- Record list:
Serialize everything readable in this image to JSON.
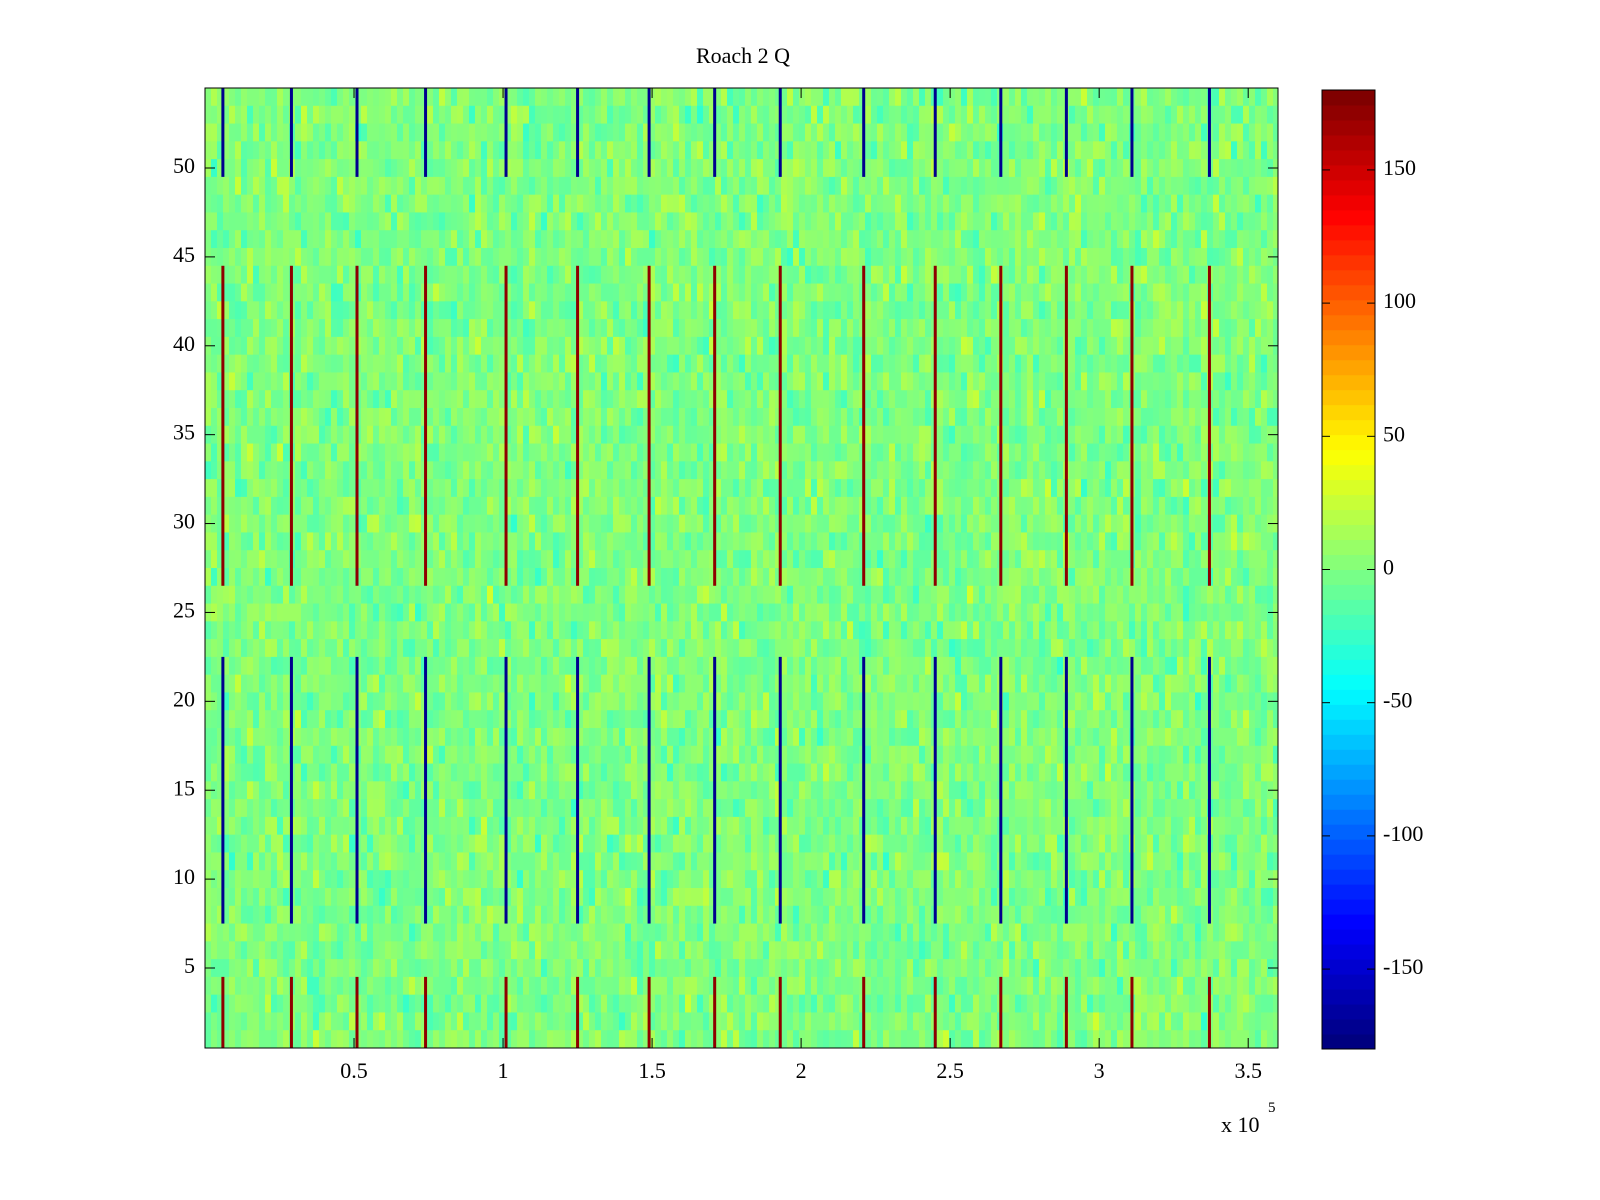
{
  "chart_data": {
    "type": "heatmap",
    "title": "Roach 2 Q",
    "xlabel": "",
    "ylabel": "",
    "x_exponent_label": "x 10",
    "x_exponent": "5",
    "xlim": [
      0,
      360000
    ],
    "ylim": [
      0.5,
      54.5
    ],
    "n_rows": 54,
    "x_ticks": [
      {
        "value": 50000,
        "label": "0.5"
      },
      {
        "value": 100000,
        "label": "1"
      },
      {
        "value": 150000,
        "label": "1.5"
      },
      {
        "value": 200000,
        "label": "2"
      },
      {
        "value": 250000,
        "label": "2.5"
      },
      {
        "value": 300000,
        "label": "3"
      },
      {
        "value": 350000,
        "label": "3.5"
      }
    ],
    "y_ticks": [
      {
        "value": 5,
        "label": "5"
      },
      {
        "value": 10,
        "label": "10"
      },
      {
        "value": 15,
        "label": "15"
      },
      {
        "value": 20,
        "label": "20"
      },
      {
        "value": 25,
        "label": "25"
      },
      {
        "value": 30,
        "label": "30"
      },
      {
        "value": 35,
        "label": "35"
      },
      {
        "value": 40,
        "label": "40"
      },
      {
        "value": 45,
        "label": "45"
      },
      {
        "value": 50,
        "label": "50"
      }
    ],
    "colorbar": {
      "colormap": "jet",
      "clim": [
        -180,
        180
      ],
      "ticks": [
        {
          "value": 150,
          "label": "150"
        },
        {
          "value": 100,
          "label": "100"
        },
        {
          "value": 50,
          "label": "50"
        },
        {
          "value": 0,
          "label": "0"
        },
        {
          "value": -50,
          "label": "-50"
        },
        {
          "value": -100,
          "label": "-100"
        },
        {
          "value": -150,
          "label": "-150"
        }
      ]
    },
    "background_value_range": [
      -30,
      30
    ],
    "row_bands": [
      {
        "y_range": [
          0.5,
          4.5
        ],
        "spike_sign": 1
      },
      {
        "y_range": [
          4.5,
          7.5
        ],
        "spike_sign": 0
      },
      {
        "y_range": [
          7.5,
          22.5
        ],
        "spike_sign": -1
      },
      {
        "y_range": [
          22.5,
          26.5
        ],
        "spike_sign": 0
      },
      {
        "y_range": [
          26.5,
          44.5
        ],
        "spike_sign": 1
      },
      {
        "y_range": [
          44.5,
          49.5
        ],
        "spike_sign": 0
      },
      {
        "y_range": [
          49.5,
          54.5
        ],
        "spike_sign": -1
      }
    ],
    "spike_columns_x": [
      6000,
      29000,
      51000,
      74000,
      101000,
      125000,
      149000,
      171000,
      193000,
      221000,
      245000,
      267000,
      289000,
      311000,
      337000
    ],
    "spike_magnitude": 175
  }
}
---
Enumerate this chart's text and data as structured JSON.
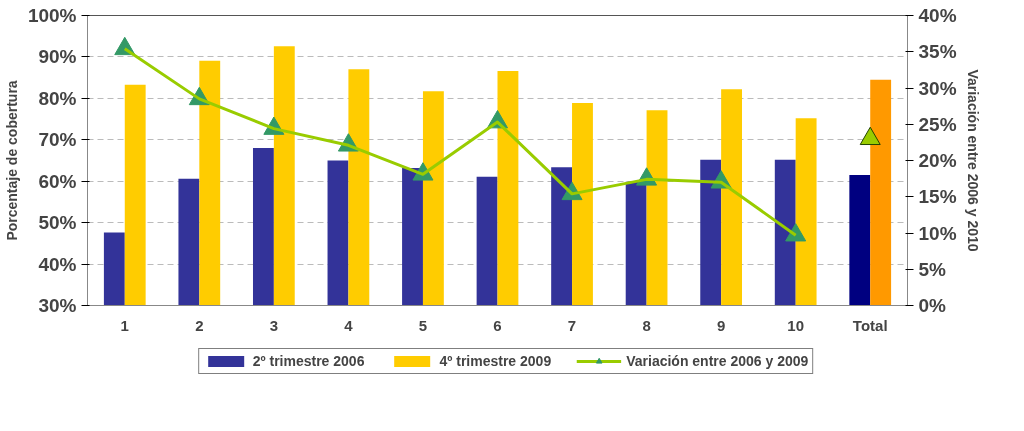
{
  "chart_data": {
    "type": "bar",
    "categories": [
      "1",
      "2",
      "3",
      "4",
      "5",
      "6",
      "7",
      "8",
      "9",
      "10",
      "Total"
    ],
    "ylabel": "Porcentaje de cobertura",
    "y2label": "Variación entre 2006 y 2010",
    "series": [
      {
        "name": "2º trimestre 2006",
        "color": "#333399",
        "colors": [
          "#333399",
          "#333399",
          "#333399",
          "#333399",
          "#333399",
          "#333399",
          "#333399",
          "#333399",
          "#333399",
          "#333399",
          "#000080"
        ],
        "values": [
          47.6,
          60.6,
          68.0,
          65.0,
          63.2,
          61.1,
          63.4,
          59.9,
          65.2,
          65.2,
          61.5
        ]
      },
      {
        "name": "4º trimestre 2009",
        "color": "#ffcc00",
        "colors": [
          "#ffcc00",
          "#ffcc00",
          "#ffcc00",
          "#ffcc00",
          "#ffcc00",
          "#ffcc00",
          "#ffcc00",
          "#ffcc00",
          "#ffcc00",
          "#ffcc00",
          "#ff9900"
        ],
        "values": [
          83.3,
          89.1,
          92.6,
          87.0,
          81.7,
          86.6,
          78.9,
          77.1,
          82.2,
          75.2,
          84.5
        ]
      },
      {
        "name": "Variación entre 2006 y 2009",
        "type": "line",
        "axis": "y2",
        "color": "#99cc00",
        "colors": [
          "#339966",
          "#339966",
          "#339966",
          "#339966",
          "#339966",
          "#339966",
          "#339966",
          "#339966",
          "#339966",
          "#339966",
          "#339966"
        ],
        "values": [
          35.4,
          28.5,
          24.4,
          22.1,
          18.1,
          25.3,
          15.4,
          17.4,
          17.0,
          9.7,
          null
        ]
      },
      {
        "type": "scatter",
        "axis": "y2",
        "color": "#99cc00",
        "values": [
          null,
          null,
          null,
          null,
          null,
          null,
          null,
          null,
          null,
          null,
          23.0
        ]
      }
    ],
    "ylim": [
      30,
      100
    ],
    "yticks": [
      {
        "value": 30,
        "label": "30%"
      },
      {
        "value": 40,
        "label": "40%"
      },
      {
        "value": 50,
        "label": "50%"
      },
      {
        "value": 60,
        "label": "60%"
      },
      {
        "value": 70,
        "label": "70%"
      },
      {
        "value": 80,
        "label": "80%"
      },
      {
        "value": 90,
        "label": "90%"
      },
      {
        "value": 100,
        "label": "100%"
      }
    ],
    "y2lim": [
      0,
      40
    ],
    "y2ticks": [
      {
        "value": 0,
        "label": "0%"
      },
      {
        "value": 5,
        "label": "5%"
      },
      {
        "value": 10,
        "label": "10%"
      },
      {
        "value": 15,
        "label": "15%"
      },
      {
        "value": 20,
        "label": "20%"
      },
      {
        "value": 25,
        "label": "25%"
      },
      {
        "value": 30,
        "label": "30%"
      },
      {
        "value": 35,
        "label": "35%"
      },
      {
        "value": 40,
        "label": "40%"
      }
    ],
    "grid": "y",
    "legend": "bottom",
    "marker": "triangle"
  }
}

- Instructions for the task:
Report how many lines of the records above contain the word "type", and give only that number.

- Task output:
4